Task to complete:
How many lines in the rows below contain the string "elements"? Reply with the number alone.

Records supplied:
"""
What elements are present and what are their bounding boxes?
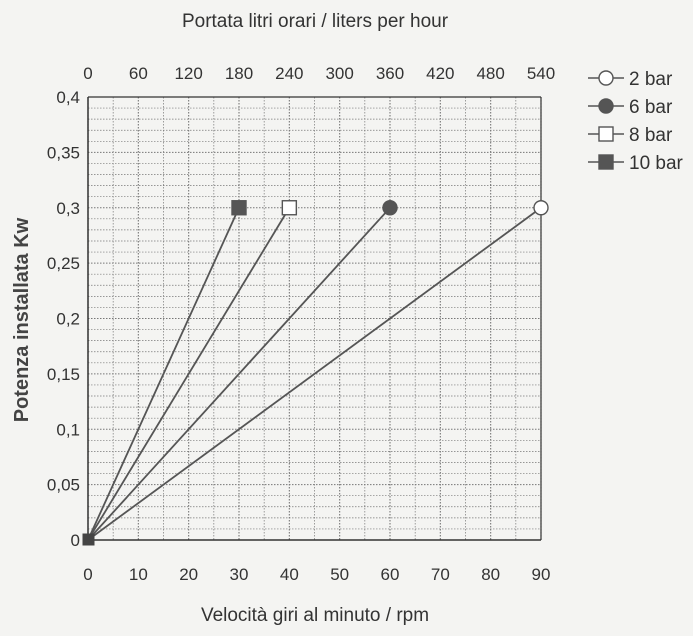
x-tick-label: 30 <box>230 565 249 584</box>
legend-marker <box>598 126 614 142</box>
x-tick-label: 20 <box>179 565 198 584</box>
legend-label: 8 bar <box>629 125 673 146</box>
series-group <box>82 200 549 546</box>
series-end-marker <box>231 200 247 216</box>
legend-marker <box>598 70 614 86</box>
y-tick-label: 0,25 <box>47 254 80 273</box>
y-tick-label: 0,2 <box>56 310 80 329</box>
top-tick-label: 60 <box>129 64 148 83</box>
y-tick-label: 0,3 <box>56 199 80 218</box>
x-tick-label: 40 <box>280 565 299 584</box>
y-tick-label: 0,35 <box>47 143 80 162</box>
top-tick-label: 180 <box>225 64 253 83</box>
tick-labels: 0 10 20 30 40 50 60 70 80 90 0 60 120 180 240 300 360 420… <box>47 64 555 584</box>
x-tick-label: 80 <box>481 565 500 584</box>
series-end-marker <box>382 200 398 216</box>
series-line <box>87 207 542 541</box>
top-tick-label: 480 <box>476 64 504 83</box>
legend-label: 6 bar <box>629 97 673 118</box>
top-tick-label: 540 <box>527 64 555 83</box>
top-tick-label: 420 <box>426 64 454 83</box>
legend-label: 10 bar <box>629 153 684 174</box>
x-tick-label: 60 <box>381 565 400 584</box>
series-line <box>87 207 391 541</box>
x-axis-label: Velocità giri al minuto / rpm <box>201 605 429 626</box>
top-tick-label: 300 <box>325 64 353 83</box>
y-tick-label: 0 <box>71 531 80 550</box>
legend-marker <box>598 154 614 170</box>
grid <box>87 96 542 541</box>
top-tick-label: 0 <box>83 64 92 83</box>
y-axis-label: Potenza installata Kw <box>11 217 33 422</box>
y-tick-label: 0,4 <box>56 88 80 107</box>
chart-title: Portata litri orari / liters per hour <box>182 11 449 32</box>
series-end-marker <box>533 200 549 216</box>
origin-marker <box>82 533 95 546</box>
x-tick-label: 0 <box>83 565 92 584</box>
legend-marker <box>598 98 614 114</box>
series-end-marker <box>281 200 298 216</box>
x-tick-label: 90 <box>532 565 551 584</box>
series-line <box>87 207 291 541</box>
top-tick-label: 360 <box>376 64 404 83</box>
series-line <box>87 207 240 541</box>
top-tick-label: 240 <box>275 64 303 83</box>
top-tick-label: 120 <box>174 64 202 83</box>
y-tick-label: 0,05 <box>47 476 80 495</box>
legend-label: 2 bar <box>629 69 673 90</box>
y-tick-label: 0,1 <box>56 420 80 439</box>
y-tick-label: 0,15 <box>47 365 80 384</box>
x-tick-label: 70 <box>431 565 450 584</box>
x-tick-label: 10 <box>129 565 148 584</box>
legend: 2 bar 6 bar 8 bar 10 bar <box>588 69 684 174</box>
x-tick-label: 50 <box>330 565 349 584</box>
"""
"""
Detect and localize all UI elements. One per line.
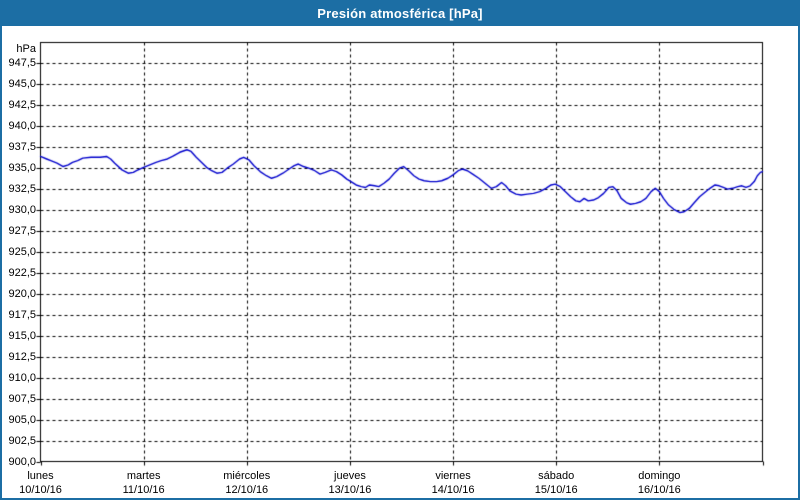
"""
"""
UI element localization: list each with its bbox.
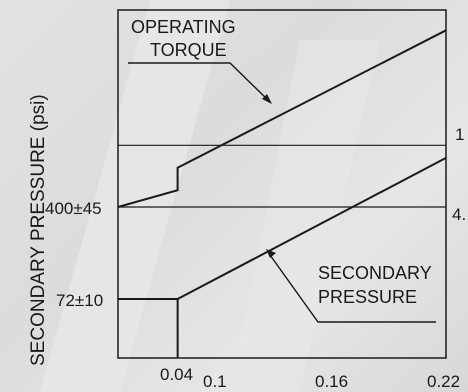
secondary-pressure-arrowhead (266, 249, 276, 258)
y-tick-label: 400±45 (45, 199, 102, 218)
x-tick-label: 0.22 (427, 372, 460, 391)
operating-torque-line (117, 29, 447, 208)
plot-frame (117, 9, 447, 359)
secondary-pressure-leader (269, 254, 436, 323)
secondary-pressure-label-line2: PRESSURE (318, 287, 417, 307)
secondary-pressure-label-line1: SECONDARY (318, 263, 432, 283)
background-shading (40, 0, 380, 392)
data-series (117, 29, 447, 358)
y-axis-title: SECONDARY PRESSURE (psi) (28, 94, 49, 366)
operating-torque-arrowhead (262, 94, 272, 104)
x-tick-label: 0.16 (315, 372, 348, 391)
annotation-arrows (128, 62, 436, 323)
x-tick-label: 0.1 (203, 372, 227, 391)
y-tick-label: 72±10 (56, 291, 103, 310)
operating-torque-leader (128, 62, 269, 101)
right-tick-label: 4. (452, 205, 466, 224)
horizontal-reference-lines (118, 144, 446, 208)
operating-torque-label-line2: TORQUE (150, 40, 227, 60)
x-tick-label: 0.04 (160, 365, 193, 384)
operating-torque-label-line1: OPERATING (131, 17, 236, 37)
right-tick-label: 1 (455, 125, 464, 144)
"""
Answer for this exercise:
2